### WHAT TO PRODUCE
Retype the rows from the first one through the row holding "859, 517, 865]", both included, with no changes.
····················
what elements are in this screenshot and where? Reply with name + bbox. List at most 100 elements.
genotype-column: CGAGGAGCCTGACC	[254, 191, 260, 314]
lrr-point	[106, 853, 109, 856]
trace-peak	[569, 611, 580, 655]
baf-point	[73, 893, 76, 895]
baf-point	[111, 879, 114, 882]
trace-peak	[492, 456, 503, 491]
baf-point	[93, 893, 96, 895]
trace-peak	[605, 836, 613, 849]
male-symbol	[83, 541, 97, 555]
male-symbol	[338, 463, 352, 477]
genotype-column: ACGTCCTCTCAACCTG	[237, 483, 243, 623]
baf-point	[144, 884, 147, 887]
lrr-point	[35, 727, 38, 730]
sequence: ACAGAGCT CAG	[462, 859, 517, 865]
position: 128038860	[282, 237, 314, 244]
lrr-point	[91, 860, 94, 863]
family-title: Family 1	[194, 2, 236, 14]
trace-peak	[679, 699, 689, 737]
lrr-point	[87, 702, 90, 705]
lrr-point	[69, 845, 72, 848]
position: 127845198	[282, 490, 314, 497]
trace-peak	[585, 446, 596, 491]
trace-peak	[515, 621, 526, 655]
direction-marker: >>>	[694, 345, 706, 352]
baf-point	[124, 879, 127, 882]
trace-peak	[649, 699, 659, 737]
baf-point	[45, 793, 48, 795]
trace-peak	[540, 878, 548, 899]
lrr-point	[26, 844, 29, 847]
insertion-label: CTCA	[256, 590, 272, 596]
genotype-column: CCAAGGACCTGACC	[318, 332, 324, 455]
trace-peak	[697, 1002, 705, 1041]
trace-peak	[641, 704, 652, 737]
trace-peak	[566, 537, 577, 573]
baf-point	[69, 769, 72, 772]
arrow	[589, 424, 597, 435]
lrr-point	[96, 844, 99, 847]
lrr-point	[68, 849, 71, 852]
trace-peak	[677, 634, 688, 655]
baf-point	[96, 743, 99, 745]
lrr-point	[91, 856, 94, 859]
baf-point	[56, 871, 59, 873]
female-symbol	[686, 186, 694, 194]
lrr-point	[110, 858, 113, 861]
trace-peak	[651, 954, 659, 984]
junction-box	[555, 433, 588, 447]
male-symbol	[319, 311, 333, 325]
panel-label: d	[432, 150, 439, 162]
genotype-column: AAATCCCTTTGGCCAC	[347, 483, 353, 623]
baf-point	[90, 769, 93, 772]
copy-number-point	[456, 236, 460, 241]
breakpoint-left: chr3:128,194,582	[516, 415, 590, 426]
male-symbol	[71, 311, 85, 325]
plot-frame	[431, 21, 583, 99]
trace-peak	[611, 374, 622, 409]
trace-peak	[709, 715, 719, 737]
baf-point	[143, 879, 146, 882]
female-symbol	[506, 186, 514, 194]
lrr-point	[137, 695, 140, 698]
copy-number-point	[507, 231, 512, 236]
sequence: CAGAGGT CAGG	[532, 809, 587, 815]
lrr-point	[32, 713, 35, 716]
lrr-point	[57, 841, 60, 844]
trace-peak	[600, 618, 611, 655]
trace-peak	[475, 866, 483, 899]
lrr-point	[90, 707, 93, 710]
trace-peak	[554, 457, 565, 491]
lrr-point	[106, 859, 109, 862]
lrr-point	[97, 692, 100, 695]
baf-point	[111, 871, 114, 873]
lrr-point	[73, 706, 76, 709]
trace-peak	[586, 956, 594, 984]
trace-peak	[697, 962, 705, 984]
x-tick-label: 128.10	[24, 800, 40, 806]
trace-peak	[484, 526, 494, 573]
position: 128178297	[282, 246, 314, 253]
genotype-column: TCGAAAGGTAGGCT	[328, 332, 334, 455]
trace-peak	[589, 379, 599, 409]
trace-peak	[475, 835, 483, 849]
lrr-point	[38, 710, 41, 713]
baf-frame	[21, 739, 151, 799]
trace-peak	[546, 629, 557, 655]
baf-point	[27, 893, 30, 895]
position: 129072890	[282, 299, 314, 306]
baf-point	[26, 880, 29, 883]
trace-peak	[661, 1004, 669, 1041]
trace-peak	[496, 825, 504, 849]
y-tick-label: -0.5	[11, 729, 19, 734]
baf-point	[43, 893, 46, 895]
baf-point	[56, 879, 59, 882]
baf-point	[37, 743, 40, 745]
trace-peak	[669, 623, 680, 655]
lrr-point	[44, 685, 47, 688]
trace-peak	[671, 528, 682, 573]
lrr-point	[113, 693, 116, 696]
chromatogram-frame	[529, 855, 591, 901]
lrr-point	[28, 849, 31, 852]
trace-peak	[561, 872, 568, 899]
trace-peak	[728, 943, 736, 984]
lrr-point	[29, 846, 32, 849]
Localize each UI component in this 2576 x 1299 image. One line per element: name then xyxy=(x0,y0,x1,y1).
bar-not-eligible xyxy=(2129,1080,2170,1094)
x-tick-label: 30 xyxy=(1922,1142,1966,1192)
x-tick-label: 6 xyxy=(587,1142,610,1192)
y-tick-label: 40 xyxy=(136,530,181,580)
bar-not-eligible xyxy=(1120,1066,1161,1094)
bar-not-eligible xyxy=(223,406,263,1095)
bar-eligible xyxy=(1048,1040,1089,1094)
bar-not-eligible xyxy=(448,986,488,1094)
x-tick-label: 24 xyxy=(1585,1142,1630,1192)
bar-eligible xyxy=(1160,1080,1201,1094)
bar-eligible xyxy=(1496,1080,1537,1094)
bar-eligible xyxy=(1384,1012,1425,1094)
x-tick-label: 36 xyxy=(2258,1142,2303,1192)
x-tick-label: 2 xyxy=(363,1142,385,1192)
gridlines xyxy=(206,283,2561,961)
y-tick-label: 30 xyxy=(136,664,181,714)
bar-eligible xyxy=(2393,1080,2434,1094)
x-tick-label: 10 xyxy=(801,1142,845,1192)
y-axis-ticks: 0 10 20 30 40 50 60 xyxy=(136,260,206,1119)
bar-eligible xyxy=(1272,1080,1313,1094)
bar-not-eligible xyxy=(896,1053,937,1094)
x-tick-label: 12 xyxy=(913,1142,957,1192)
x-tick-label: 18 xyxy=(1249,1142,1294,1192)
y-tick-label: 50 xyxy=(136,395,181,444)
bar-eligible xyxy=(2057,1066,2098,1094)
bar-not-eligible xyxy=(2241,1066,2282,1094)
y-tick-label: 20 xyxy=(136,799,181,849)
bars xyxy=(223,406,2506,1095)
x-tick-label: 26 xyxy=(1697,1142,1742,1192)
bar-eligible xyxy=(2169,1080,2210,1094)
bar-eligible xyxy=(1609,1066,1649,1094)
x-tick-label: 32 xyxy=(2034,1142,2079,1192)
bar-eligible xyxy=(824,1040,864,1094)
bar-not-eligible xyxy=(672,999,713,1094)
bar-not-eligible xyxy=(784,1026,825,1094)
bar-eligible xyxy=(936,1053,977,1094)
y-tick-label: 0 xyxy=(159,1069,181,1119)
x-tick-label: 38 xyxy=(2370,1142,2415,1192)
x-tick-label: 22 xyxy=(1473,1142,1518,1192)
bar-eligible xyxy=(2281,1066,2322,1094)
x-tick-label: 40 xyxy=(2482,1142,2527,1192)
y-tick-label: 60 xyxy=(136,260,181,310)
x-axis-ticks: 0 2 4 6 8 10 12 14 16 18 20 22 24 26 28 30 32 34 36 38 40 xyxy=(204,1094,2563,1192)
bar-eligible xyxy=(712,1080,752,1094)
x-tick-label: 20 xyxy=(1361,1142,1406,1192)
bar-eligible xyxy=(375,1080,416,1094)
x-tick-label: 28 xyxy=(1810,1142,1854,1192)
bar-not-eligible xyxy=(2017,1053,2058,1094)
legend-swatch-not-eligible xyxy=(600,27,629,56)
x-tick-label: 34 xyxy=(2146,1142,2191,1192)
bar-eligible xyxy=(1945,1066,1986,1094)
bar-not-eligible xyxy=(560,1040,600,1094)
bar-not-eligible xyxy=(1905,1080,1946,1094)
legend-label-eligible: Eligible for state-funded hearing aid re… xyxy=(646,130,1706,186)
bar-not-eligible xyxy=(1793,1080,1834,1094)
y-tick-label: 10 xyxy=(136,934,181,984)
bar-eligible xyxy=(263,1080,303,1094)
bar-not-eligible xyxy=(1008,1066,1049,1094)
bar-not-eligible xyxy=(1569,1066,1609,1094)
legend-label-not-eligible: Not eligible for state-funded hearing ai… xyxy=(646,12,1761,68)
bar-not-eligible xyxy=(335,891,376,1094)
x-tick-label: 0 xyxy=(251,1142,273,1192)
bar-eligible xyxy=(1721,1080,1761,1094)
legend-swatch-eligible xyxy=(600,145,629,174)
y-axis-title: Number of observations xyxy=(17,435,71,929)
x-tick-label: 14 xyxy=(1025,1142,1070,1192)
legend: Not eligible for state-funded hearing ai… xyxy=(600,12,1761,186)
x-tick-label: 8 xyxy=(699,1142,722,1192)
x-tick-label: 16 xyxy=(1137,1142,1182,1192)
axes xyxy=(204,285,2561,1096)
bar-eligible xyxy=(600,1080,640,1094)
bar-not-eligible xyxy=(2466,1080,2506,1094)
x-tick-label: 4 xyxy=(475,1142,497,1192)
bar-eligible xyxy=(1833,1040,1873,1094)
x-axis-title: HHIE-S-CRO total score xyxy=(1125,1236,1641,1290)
····················
### RESPONSE TO THE TASK
what elements are in this screenshot and where? Reply with name + bbox. List at most 100 elements.
genotype-column: CGAGGAGCCTGACC	[254, 191, 260, 314]
lrr-point	[106, 853, 109, 856]
trace-peak	[569, 611, 580, 655]
baf-point	[73, 893, 76, 895]
baf-point	[111, 879, 114, 882]
trace-peak	[492, 456, 503, 491]
baf-point	[93, 893, 96, 895]
trace-peak	[605, 836, 613, 849]
male-symbol	[83, 541, 97, 555]
male-symbol	[338, 463, 352, 477]
genotype-column: ACGTCCTCTCAACCTG	[237, 483, 243, 623]
baf-point	[144, 884, 147, 887]
lrr-point	[35, 727, 38, 730]
sequence: ACAGAGCT CAG	[462, 859, 517, 865]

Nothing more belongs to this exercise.